_EXERCISE A_:
Rewrite everything in the patent examination text below from "Claim Rejections - 35" down to "applicant), regards as the invention.", putting "description" in place of "specification".
── PASSAGE TO READ ──
Claims 4, 8, and 12 further recite the limitation “obtaining from a layer splitter each layer of the DNN model associated with the pruned accelerated DNN model based on at least one of the user option” (emphasis added) which should read as “obtaining from a layer splitter each layer of the DNN model associated with the pruned accelerated DNN model based on at least one of the user options” (emphasis added) so that there is proper pluralization for the limitation.  Appropriate correction is required.

Claims 4, 8, and 12 further recite the limitation “a data transfer latency on the first layer of all the participating processor” (emphasis added) which should read as “a data transfer latency on the first layer of all the participating processors” (emphasis added) so that there is proper pluralization for the limitation.  Appropriate correction is required.

Claim Rejections - 35 USC § 112

The following is a quotation of 35 U.S.C. 112(b):
(b)  CONCLUSION.—The specification shall conclude with one or more claims particularly pointing out and distinctly claiming the subject matter which the inventor or a joint inventor regards as the invention.

The following is a quotation of 35 U.S.C. 112 (pre-AIA ), second paragraph:
The specification shall conclude with one or more claims particularly pointing out and distinctly claiming the subject matter which the applicant regards as his invention.

Claims 1-12 are rejected under 35 U.S.C. 112(b) or 35 U.S.C. 112 (pre-AIA ), second paragraph, as being indefinite for failing to particularly point out and distinctly claim the subject matter which the inventor or a joint inventor (or for applications subject to pre-AIA  35 U.S.C. 112, the applicant), regards as the invention.

	Claim 1 recites the limitation “receiving from a user via one or more hardware processor, a pruning request comprising of (i) a plurality of deep neural network (DNN) models, (ii) a plurality of hardware accelerators comprising of one or more processors, a plurality of target performance indicators comprising of a target accuracy, a target inference latency, a target model size, a target network sparsity, and a target energy, and (iii) a plurality of user options comprising of a first pruning search, and a secondary pruning search” (emphasis added). It is not clear how a received user request could plausibly comprise models and hardware accelerators. Please explain. For examination purposes, the limitation will be interpreted to mean that the request contains a selection of models, hardware accelerator arrangements, and user options. Appropriate correction is required.
───
_EXERCISE B_:
Copy out, without any change, everything in the listing below from its first line down to the line containing "sotvin-divider xyxy=(65,266,422,269)", including both of those lines, and output nothing else.
── EXTRACTED MATERIAL ──
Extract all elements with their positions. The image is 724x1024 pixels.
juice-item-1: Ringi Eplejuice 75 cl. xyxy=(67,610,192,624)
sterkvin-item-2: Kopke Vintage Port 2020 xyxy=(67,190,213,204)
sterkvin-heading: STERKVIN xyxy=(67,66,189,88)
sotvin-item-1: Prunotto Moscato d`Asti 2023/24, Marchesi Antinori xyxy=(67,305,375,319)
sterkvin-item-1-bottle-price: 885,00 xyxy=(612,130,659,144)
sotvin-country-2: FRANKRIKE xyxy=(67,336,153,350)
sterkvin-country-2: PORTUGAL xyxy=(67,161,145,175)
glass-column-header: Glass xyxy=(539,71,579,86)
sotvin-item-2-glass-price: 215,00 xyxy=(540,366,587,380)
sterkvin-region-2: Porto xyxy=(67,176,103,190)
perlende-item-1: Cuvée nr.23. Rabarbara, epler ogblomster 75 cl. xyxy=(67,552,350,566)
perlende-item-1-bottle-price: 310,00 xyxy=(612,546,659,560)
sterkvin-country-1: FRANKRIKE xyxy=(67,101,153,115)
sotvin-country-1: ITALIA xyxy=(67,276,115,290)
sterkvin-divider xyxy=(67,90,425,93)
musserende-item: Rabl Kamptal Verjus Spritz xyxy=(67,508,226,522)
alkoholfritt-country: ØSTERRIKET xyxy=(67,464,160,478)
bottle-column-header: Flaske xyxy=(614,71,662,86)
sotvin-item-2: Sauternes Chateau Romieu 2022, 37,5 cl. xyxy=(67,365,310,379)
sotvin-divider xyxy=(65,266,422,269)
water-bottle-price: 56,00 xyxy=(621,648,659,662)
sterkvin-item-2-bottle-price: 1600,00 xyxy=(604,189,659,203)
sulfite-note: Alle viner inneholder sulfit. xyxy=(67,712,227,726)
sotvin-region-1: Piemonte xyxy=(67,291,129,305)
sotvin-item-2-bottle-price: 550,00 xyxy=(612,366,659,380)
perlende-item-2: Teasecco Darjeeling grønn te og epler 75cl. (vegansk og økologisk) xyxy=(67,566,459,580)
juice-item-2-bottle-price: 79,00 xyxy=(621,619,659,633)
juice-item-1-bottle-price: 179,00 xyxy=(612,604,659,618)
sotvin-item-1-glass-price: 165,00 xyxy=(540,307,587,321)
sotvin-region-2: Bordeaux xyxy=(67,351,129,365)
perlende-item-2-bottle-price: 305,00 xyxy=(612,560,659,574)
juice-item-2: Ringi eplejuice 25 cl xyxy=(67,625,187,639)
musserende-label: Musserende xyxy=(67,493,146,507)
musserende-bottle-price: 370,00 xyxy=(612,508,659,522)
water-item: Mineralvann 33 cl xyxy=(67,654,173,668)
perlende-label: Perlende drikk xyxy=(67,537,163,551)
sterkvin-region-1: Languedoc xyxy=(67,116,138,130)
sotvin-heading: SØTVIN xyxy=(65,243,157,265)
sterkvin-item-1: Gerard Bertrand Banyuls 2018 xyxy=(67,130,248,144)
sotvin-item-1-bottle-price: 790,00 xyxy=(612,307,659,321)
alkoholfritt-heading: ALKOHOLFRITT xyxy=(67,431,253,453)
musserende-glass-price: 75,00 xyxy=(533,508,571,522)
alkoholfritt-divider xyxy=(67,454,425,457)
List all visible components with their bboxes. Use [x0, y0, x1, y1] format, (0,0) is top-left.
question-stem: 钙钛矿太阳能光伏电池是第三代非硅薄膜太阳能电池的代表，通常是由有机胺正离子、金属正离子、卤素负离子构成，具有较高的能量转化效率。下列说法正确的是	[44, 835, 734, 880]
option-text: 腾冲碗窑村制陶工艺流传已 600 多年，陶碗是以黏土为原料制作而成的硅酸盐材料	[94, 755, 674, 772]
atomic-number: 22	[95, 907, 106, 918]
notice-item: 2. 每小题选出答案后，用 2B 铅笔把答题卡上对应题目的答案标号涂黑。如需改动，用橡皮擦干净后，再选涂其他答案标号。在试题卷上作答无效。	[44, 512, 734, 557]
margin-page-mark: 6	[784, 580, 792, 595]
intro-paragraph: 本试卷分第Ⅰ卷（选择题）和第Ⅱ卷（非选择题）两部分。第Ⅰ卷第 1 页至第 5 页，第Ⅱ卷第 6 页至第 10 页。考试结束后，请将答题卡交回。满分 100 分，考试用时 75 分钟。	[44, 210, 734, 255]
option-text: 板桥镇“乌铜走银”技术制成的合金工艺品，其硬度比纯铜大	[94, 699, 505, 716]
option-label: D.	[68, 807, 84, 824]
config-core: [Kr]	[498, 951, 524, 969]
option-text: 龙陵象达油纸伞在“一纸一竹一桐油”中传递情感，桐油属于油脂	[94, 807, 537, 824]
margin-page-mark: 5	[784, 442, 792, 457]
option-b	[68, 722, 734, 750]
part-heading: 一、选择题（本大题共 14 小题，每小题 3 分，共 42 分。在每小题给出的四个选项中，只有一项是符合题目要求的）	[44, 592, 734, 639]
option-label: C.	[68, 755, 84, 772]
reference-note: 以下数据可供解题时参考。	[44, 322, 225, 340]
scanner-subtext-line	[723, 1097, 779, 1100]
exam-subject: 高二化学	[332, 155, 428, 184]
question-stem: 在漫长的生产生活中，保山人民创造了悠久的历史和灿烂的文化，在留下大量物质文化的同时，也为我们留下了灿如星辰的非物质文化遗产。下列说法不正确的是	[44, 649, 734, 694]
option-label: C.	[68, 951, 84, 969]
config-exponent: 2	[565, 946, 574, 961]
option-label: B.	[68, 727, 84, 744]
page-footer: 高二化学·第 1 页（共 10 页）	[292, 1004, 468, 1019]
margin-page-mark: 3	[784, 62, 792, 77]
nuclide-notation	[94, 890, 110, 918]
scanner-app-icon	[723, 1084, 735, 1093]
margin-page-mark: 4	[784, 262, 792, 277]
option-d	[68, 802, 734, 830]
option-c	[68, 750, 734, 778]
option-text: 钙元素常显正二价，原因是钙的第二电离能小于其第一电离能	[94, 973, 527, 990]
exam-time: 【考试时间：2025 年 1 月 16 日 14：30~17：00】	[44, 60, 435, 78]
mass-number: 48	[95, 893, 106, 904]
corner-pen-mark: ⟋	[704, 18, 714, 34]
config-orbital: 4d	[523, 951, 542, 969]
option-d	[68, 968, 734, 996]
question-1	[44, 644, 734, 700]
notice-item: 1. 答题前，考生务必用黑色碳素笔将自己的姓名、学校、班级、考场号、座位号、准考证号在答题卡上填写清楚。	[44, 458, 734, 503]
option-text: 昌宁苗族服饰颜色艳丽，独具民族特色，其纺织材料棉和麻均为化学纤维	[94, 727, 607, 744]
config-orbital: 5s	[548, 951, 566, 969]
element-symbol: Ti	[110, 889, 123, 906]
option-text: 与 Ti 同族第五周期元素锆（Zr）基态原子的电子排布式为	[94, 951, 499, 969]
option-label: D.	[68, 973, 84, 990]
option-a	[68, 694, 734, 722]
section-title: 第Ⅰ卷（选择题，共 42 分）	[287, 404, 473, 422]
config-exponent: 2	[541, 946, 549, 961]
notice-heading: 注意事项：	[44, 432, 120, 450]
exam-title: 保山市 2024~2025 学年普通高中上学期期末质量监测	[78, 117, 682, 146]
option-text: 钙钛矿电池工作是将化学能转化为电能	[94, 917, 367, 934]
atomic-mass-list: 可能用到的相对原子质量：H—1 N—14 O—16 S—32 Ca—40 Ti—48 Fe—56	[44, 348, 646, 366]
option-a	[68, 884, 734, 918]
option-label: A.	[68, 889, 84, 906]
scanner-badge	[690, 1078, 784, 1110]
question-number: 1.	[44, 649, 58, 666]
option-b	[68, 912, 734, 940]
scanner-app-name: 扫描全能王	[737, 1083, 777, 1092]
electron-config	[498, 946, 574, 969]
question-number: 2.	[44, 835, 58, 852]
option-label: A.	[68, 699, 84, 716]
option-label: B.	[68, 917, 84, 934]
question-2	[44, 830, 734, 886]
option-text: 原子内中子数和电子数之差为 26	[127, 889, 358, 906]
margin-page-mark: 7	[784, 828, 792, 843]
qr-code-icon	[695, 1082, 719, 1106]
───
_COMPLETE ANSWER A_:
Claim Rejections - 35 USC § 112

The following is a quotation of 35 U.S.C. 112(b):
(b)  CONCLUSION.—The description shall conclude with one or more claims particularly pointing out and distinctly claiming the subject matter which the inventor or a joint inventor regards as the invention.

The following is a quotation of 35 U.S.C. 112 (pre-AIA ), second paragraph:
The description shall conclude with one or more claims particularly pointing out and distinctly claiming the subject matter which the applicant regards as his invention.

Claims 1-12 are rejected under 35 U.S.C. 112(b) or 35 U.S.C. 112 (pre-AIA ), second paragraph, as being indefinite for failing to particularly point out and distinctly claim the subject matter which the inventor or a joint inventor (or for applications subject to pre-AIA  35 U.S.C. 112, the applicant), regards as the invention.

_COMPLETE ANSWER B_:
Extract all elements with their positions. The image is 724x1024 pixels.
juice-item-1: Ringi Eplejuice 75 cl. xyxy=(67,610,192,624)
sterkvin-item-2: Kopke Vintage Port 2020 xyxy=(67,190,213,204)
sterkvin-heading: STERKVIN xyxy=(67,66,189,88)
sotvin-item-1: Prunotto Moscato d`Asti 2023/24, Marchesi Antinori xyxy=(67,305,375,319)
sterkvin-item-1-bottle-price: 885,00 xyxy=(612,130,659,144)
sotvin-country-2: FRANKRIKE xyxy=(67,336,153,350)
sterkvin-country-2: PORTUGAL xyxy=(67,161,145,175)
glass-column-header: Glass xyxy=(539,71,579,86)
sotvin-item-2-glass-price: 215,00 xyxy=(540,366,587,380)
sterkvin-region-2: Porto xyxy=(67,176,103,190)
perlende-item-1: Cuvée nr.23. Rabarbara, epler ogblomster 75 cl. xyxy=(67,552,350,566)
perlende-item-1-bottle-price: 310,00 xyxy=(612,546,659,560)
sterkvin-country-1: FRANKRIKE xyxy=(67,101,153,115)
sotvin-country-1: ITALIA xyxy=(67,276,115,290)
sterkvin-divider xyxy=(67,90,425,93)
musserende-item: Rabl Kamptal Verjus Spritz xyxy=(67,508,226,522)
alkoholfritt-country: ØSTERRIKET xyxy=(67,464,160,478)
bottle-column-header: Flaske xyxy=(614,71,662,86)
sotvin-item-2: Sauternes Chateau Romieu 2022, 37,5 cl. xyxy=(67,365,310,379)
sotvin-divider xyxy=(65,266,422,269)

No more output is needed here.